Quote the entries that follow exactly, leaving none out.
»»
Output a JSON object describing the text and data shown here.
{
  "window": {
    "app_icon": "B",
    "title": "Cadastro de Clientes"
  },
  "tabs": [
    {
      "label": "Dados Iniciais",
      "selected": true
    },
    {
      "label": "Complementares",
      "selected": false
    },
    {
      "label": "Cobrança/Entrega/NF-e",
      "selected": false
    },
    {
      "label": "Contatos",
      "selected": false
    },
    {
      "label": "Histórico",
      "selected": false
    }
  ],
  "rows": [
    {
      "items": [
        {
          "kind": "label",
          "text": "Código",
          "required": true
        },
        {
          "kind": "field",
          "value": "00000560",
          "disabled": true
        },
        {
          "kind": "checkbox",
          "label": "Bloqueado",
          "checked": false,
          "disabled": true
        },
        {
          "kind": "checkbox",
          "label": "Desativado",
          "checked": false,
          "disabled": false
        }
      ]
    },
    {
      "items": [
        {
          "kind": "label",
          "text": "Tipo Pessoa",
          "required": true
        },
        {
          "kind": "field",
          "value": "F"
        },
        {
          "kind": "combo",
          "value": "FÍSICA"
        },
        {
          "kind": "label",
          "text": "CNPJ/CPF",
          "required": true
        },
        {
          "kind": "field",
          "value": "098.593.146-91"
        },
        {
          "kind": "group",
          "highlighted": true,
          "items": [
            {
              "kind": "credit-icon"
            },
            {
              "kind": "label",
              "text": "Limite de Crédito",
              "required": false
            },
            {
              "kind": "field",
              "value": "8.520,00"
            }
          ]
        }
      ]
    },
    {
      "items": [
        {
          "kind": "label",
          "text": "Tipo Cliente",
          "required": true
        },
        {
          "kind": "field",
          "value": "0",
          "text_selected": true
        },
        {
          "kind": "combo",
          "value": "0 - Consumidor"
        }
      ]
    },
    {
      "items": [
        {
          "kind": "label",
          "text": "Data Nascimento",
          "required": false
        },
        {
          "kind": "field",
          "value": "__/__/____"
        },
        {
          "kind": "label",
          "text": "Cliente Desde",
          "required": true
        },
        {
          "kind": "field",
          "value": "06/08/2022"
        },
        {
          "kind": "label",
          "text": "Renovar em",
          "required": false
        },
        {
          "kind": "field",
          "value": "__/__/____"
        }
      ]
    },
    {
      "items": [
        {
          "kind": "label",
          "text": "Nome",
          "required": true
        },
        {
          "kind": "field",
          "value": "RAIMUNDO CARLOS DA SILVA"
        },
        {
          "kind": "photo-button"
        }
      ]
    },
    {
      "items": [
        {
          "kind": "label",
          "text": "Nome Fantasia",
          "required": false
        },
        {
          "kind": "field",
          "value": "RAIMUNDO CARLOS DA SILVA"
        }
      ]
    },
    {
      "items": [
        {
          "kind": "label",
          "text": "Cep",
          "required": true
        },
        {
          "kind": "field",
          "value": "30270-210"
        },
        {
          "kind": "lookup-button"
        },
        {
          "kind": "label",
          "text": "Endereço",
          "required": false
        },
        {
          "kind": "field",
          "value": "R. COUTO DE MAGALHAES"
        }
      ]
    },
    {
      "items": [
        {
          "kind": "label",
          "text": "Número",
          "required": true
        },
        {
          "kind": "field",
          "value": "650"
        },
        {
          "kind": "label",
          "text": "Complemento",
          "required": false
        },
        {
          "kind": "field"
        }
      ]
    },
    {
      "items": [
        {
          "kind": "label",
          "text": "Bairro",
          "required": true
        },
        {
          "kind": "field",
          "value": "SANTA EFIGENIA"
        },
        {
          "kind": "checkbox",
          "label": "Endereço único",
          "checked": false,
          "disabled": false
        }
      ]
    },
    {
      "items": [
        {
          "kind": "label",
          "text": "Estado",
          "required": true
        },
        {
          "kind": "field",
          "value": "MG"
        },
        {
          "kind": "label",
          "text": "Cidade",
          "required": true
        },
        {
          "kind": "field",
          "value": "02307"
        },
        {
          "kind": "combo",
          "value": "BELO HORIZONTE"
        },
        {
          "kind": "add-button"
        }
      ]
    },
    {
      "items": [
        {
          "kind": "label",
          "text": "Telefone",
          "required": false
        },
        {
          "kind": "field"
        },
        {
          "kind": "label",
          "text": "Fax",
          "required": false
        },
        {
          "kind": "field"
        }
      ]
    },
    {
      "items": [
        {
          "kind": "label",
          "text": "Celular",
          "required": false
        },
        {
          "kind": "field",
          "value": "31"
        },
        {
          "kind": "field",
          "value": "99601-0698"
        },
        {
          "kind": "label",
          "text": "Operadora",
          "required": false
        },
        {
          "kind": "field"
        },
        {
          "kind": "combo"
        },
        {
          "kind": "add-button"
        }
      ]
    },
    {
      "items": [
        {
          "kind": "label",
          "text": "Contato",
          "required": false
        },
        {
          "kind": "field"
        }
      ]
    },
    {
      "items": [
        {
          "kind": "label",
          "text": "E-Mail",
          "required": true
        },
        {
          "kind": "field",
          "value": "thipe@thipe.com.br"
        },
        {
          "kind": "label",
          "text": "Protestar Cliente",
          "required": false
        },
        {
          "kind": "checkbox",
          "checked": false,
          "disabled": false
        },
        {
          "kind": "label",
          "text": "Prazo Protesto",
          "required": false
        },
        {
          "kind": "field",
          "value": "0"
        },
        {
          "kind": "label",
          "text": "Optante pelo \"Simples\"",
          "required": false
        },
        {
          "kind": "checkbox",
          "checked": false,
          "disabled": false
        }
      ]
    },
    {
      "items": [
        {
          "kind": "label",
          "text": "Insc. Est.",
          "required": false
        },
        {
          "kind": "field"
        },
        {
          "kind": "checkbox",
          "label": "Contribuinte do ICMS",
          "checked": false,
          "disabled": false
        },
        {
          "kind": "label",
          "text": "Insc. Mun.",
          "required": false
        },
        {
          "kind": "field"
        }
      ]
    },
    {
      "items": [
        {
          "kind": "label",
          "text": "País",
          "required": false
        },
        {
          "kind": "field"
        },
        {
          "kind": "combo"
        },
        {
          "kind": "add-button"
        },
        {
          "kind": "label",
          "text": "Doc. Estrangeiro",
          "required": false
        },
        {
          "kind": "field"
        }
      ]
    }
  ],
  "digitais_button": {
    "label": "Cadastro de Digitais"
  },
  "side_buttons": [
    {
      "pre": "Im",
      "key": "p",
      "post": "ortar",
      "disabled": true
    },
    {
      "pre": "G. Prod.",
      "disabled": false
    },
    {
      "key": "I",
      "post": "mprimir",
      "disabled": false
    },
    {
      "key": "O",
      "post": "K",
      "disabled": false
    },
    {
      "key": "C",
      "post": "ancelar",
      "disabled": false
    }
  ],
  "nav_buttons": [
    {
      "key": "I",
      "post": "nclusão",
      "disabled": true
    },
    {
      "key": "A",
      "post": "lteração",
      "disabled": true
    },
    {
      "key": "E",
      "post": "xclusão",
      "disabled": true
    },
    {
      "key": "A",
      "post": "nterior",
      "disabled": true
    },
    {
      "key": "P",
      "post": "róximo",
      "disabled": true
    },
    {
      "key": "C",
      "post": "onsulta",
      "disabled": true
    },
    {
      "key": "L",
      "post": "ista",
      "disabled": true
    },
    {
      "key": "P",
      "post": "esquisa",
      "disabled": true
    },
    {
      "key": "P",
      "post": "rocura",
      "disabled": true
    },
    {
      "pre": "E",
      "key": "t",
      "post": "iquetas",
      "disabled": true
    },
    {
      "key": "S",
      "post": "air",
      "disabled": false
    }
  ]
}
««
* Final answer:
Output a JSON object describing the text and data shown here.
{
  "window": {
    "app_icon": "B",
    "title": "Cadastro de Clientes"
  },
  "tabs": [
    {
      "label": "Dados Iniciais",
      "selected": true
    },
    {
      "label": "Complementares",
      "selected": false
    },
    {
      "label": "Cobrança/Entrega/NF-e",
      "selected": false
    },
    {
      "label": "Contatos",
      "selected": false
    },
    {
      "label": "Histórico",
      "selected": false
    }
  ],
  "rows": [
    {
      "items": [
        {
          "kind": "label",
          "text": "Código",
          "required": true
        },
        {
          "kind": "field",
          "value": "00000560",
          "disabled": true
        },
        {
          "kind": "checkbox",
          "label": "Bloqueado",
          "checked": false,
          "disabled": true
        },
        {
          "kind": "checkbox",
          "label": "Desativado",
          "checked": false,
          "disabled": false
        }
      ]
    },
    {
      "items": [
        {
          "kind": "label",
          "text": "Tipo Pessoa",
          "required": true
        },
        {
          "kind": "field",
          "value": "F"
        },
        {
          "kind": "combo",
          "value": "FÍSICA"
        },
        {
          "kind": "label",
          "text": "CNPJ/CPF",
          "required": true
        },
        {
          "kind": "field",
          "value": "098.593.146-91"
        },
        {
          "kind": "group",
          "highlighted": true,
          "items": [
            {
              "kind": "credit-icon"
            },
            {
              "kind": "label",
              "text": "Limite de Crédito",
              "required": false
            },
            {
              "kind": "field",
              "value": "8.520,00"
            }
          ]
        }
      ]
    },
    {
      "items": [
        {
          "kind": "label",
          "text": "Tipo Cliente",
          "required": true
        },
        {
          "kind": "field",
          "value": "0",
          "text_selected": true
        },
        {
          "kind": "combo",
          "value": "0 - Consumidor"
        }
      ]
    },
    {
      "items": [
        {
          "kind": "label",
          "text": "Data Nascimento",
          "required": false
        },
        {
          "kind": "field",
          "value": "__/__/____"
        },
        {
          "kind": "label",
          "text": "Cliente Desde",
          "required": true
        },
        {
          "kind": "field",
          "value": "06/08/2022"
        },
        {
          "kind": "label",
          "text": "Renovar em",
          "required": false
        },
        {
          "kind": "field",
          "value": "__/__/____"
        }
      ]
    },
    {
      "items": [
        {
          "kind": "label",
          "text": "Nome",
          "required": true
        },
        {
          "kind": "field",
          "value": "RAIMUNDO CARLOS DA SILVA"
        },
        {
          "kind": "photo-button"
        }
      ]
    },
    {
      "items": [
        {
          "kind": "label",
          "text": "Nome Fantasia",
          "required": false
        },
        {
          "kind": "field",
          "value": "RAIMUNDO CARLOS DA SILVA"
        }
      ]
    },
    {
      "items": [
        {
          "kind": "label",
          "text": "Cep",
          "required": true
        },
        {
          "kind": "field",
          "value": "30270-210"
        },
        {
          "kind": "lookup-button"
        },
        {
          "kind": "label",
          "text": "Endereço",
          "required": false
        },
        {
          "kind": "field",
          "value": "R. COUTO DE MAGALHAES"
        }
      ]
    },
    {
      "items": [
        {
          "kind": "label",
          "text": "Número",
          "required": true
        },
        {
          "kind": "field",
          "value": "650"
        },
        {
          "kind": "label",
          "text": "Complemento",
          "required": false
        },
        {
          "kind": "field"
        }
      ]
    },
    {
      "items": [
        {
          "kind": "label",
          "text": "Bairro",
          "required": true
        },
        {
          "kind": "field",
          "value": "SANTA EFIGENIA"
        },
        {
          "kind": "checkbox",
          "label": "Endereço único",
          "checked": false,
          "disabled": false
        }
      ]
    },
    {
      "items": [
        {
          "kind": "label",
          "text": "Estado",
          "required": true
        },
        {
          "kind": "field",
          "value": "MG"
        },
        {
          "kind": "label",
          "text": "Cidade",
          "required": true
        },
        {
          "kind": "field",
          "value": "02307"
        },
        {
          "kind": "combo",
          "value": "BELO HORIZONTE"
        },
        {
          "kind": "add-button"
        }
      ]
    },
    {
      "items": [
        {
          "kind": "label",
          "text": "Telefone",
          "required": false
        },
        {
          "kind": "field"
        },
        {
          "kind": "label",
          "text": "Fax",
          "required": false
        },
        {
          "kind": "field"
        }
      ]
    },
    {
      "items": [
        {
          "kind": "label",
          "text": "Celular",
          "required": false
        },
        {
          "kind": "field",
          "value": "31"
        },
        {
          "kind": "field",
          "value": "99601-0698"
        },
        {
          "kind": "label",
          "text": "Operadora",
          "required": false
        },
        {
          "kind": "field"
        },
        {
          "kind": "combo"
        },
        {
          "kind": "add-button"
        }
      ]
    },
    {
      "items": [
        {
          "kind": "label",
          "text": "Contato",
          "required": false
        },
        {
          "kind": "field"
        }
      ]
    },
    {
      "items": [
        {
          "kind": "label",
          "text": "E-Mail",
          "required": true
        },
        {
          "kind": "field",
          "value": "thipe@thipe.com.br"
        },
        {
          "kind": "label",
          "text": "Protestar Cliente",
          "required": false
        },
        {
          "kind": "checkbox",
          "checked": false,
          "disabled": false
        },
        {
          "kind": "label",
          "text": "Prazo Protesto",
          "required": false
        },
        {
          "kind": "field",
          "value": "0"
        },
        {
          "kind": "label",
          "text": "Optante pelo \"Simples\"",
          "required": false
        },
        {
          "kind": "checkbox",
          "checked": false,
          "disabled": false
        }
      ]
    },
    {
      "items": [
        {
          "kind": "label",
          "text": "Insc. Est.",
          "required": false
        },
        {
          "kind": "field"
        },
        {
          "kind": "checkbox",
          "label": "Contribuinte do ICMS",
          "checked": false,
          "disabled": false
        },
        {
          "kind": "label",
          "text": "Insc. Mun.",
          "required": false
        },
        {
          "kind": "field"
        }
      ]
    },
    {
      "items": [
        {
          "kind": "label",
          "text": "País",
          "required": false
        },
        {
          "kind": "field"
        },
        {
          "kind": "combo"
        },
        {
          "kind": "add-button"
        },
        {
          "kind": "label",
          "text": "Doc. Estrangeiro",
          "required": false
        },
        {
          "kind": "field"
        }
      ]
    }
  ],
  "digitais_button": {
    "label": "Cadastro de Digitais"
  },
  "side_buttons": [
    {
      "pre": "Im",
      "key": "p",
      "post": "ortar",
      "disabled": true
    },
    {
      "pre": "G. Prod.",
      "disabled": false
    },
    {
      "key": "I",
      "post": "mprimir",
      "disabled": false
    },
    {
      "key": "O",
      "post": "K",
      "disabled": false
    },
    {
      "key": "C",
      "post": "ancelar",
      "disabled": false
    }
  ],
  "nav_buttons": [
    {
      "key": "I",
      "post": "nclusão",
      "disabled": true
    },
    {
      "key": "A",
      "post": "lteração",
      "disabled": true
    },
    {
      "key": "E",
      "post": "xclusão",
      "disabled": true
    },
    {
      "key": "A",
      "post": "nterior",
      "disabled": true
    },
    {
      "key": "P",
      "post": "róximo",
      "disabled": true
    },
    {
      "key": "C",
      "post": "onsulta",
      "disabled": true
    },
    {
      "key": "L",
      "post": "ista",
      "disabled": true
    },
    {
      "key": "P",
      "post": "esquisa",
      "disabled": true
    },
    {
      "key": "P",
      "post": "rocura",
      "disabled": true
    },
    {
      "pre": "E",
      "key": "t",
      "post": "iquetas",
      "disabled": true
    },
    {
      "key": "S",
      "post": "air",
      "disabled": false
    }
  ]
}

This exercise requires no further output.